══ MATERIAL PROVIDED

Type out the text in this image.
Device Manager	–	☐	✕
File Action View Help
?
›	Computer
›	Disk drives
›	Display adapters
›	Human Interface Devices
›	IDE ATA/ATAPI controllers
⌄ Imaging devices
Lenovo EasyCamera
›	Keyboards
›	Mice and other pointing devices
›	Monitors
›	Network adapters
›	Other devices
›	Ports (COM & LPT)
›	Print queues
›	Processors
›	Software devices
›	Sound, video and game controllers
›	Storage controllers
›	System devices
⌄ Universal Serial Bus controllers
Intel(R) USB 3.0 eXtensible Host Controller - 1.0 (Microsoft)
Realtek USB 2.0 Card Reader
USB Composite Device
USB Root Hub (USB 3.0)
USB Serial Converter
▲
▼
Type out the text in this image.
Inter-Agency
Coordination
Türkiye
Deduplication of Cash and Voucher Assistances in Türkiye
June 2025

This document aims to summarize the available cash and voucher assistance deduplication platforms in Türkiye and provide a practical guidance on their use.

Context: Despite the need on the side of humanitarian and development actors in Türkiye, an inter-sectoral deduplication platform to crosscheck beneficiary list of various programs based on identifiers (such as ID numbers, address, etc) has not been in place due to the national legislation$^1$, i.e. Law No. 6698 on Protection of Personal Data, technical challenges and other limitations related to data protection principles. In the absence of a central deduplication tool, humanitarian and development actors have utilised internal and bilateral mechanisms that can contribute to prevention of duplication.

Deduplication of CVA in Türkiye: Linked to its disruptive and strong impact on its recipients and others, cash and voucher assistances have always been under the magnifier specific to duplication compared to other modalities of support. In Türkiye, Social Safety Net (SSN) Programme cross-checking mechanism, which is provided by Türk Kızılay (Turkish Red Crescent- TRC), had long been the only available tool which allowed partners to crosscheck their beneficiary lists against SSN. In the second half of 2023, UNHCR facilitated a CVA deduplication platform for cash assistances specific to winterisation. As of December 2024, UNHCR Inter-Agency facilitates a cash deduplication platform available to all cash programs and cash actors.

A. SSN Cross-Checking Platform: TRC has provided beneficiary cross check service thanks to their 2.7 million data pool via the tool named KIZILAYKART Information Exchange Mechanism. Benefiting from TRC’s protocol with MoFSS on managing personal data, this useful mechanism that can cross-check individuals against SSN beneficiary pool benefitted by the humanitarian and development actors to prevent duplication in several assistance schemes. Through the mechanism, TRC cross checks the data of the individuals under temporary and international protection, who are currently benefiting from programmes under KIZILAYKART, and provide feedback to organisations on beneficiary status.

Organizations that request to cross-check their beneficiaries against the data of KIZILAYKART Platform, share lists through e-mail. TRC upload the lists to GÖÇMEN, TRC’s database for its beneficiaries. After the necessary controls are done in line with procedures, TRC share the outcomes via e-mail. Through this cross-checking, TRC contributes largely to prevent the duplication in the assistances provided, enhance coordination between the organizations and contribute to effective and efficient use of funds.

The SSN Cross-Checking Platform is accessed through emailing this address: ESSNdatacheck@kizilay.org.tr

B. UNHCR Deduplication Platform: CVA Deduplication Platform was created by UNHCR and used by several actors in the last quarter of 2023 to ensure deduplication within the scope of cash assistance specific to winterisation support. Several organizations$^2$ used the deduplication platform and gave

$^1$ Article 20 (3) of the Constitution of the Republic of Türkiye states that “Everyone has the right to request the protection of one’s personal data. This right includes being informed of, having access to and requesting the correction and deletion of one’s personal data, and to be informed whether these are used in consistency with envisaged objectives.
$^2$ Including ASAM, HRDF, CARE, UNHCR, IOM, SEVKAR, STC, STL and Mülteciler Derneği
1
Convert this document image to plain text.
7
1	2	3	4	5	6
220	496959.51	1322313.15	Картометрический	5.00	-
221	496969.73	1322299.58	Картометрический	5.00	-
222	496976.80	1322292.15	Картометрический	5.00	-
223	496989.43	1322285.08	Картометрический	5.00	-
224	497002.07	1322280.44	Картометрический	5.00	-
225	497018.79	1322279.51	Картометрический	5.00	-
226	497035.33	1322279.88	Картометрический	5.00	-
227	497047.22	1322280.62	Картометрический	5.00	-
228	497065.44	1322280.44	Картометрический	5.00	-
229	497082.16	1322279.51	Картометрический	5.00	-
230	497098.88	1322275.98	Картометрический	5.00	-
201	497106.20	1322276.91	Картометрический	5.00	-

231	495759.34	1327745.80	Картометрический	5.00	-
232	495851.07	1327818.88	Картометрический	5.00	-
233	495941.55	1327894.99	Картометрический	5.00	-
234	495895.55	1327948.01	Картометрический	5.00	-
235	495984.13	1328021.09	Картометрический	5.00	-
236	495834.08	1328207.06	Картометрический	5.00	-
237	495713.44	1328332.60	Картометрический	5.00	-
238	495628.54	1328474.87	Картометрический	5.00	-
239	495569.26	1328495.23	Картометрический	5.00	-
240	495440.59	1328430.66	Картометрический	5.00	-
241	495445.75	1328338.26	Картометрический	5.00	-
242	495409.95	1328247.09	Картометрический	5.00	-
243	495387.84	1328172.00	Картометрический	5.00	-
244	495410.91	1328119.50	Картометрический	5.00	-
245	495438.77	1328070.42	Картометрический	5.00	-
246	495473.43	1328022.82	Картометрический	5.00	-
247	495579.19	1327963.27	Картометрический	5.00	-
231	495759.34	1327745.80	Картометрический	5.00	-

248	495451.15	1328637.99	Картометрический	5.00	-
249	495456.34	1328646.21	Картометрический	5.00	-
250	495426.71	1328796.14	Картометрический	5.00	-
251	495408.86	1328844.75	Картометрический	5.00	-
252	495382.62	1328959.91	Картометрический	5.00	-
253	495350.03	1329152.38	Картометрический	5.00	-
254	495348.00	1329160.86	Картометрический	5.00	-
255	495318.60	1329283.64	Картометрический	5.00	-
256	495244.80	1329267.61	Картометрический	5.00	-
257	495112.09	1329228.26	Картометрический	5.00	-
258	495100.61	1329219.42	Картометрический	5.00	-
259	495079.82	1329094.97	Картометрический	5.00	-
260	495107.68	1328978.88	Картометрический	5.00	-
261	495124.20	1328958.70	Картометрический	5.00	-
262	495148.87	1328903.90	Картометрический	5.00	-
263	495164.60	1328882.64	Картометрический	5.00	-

════

## TASK DETAILS:
Set down each entry again, unchanged.

## SOLVED PROBLEM:
Type out the text in this image.
Device Manager	–	☐	✕
File Action View Help
?
›	Computer
›	Disk drives
›	Display adapters
›	Human Interface Devices
›	IDE ATA/ATAPI controllers
⌄ Imaging devices
Lenovo EasyCamera
›	Keyboards
›	Mice and other pointing devices
›	Monitors
›	Network adapters
›	Other devices
›	Ports (COM & LPT)
›	Print queues
›	Processors
›	Software devices
›	Sound, video and game controllers
›	Storage controllers
›	System devices
⌄ Universal Serial Bus controllers
Intel(R) USB 3.0 eXtensible Host Controller - 1.0 (Microsoft)
Realtek USB 2.0 Card Reader
USB Composite Device
USB Root Hub (USB 3.0)
USB Serial Converter
▲
▼
Type out the text in this image.
Inter-Agency
Coordination
Türkiye
Deduplication of Cash and Voucher Assistances in Türkiye
June 2025

This document aims to summarize the available cash and voucher assistance deduplication platforms in Türkiye and provide a practical guidance on their use.

Context: Despite the need on the side of humanitarian and development actors in Türkiye, an inter-sectoral deduplication platform to crosscheck beneficiary list of various programs based on identifiers (such as ID numbers, address, etc) has not been in place due to the national legislation$^1$, i.e. Law No. 6698 on Protection of Personal Data, technical challenges and other limitations related to data protection principles. In the absence of a central deduplication tool, humanitarian and development actors have utilised internal and bilateral mechanisms that can contribute to prevention of duplication.

Deduplication of CVA in Türkiye: Linked to its disruptive and strong impact on its recipients and others, cash and voucher assistances have always been under the magnifier specific to duplication compared to other modalities of support. In Türkiye, Social Safety Net (SSN) Programme cross-checking mechanism, which is provided by Türk Kızılay (Turkish Red Crescent- TRC), had long been the only available tool which allowed partners to crosscheck their beneficiary lists against SSN. In the second half of 2023, UNHCR facilitated a CVA deduplication platform for cash assistances specific to winterisation. As of December 2024, UNHCR Inter-Agency facilitates a cash deduplication platform available to all cash programs and cash actors.

A. SSN Cross-Checking Platform: TRC has provided beneficiary cross check service thanks to their 2.7 million data pool via the tool named KIZILAYKART Information Exchange Mechanism. Benefiting from TRC’s protocol with MoFSS on managing personal data, this useful mechanism that can cross-check individuals against SSN beneficiary pool benefitted by the humanitarian and development actors to prevent duplication in several assistance schemes. Through the mechanism, TRC cross checks the data of the individuals under temporary and international protection, who are currently benefiting from programmes under KIZILAYKART, and provide feedback to organisations on beneficiary status.

Organizations that request to cross-check their beneficiaries against the data of KIZILAYKART Platform, share lists through e-mail. TRC upload the lists to GÖÇMEN, TRC’s database for its beneficiaries. After the necessary controls are done in line with procedures, TRC share the outcomes via e-mail. Through this cross-checking, TRC contributes largely to prevent the duplication in the assistances provided, enhance coordination between the organizations and contribute to effective and efficient use of funds.

The SSN Cross-Checking Platform is accessed through emailing this address: ESSNdatacheck@kizilay.org.tr

B. UNHCR Deduplication Platform: CVA Deduplication Platform was created by UNHCR and used by several actors in the last quarter of 2023 to ensure deduplication within the scope of cash assistance specific to winterisation support. Several organizations$^2$ used the deduplication platform and gave

$^1$ Article 20 (3) of the Constitution of the Republic of Türkiye states that “Everyone has the right to request the protection of one’s personal data. This right includes being informed of, having access to and requesting the correction and deletion of one’s personal data, and to be informed whether these are used in consistency with envisaged objectives.
$^2$ Including ASAM, HRDF, CARE, UNHCR, IOM, SEVKAR, STC, STL and Mülteciler Derneği
1
Convert this document image to plain text.
7
1	2	3	4	5	6
220	496959.51	1322313.15	Картометрический	5.00	-
221	496969.73	1322299.58	Картометрический	5.00	-
222	496976.80	1322292.15	Картометрический	5.00	-
223	496989.43	1322285.08	Картометрический	5.00	-
224	497002.07	1322280.44	Картометрический	5.00	-
225	497018.79	1322279.51	Картометрический	5.00	-
226	497035.33	1322279.88	Картометрический	5.00	-
227	497047.22	1322280.62	Картометрический	5.00	-
228	497065.44	1322280.44	Картометрический	5.00	-
229	497082.16	1322279.51	Картометрический	5.00	-
230	497098.88	1322275.98	Картометрический	5.00	-
201	497106.20	1322276.91	Картометрический	5.00	-

231	495759.34	1327745.80	Картометрический	5.00	-
232	495851.07	1327818.88	Картометрический	5.00	-
233	495941.55	1327894.99	Картометрический	5.00	-
234	495895.55	1327948.01	Картометрический	5.00	-
235	495984.13	1328021.09	Картометрический	5.00	-
236	495834.08	1328207.06	Картометрический	5.00	-
237	495713.44	1328332.60	Картометрический	5.00	-
238	495628.54	1328474.87	Картометрический	5.00	-
239	495569.26	1328495.23	Картометрический	5.00	-
240	495440.59	1328430.66	Картометрический	5.00	-
241	495445.75	1328338.26	Картометрический	5.00	-
242	495409.95	1328247.09	Картометрический	5.00	-
243	495387.84	1328172.00	Картометрический	5.00	-
244	495410.91	1328119.50	Картометрический	5.00	-
245	495438.77	1328070.42	Картометрический	5.00	-
246	495473.43	1328022.82	Картометрический	5.00	-
247	495579.19	1327963.27	Картометрический	5.00	-
231	495759.34	1327745.80	Картометрический	5.00	-

248	495451.15	1328637.99	Картометрический	5.00	-
249	495456.34	1328646.21	Картометрический	5.00	-
250	495426.71	1328796.14	Картометрический	5.00	-
251	495408.86	1328844.75	Картометрический	5.00	-
252	495382.62	1328959.91	Картометрический	5.00	-
253	495350.03	1329152.38	Картометрический	5.00	-
254	495348.00	1329160.86	Картометрический	5.00	-
255	495318.60	1329283.64	Картометрический	5.00	-
256	495244.80	1329267.61	Картометрический	5.00	-
257	495112.09	1329228.26	Картометрический	5.00	-
258	495100.61	1329219.42	Картометрический	5.00	-
259	495079.82	1329094.97	Картометрический	5.00	-
260	495107.68	1328978.88	Картометрический	5.00	-
261	495124.20	1328958.70	Картометрический	5.00	-
262	495148.87	1328903.90	Картометрический	5.00	-
263	495164.60	1328882.64	Картометрический	5.00	-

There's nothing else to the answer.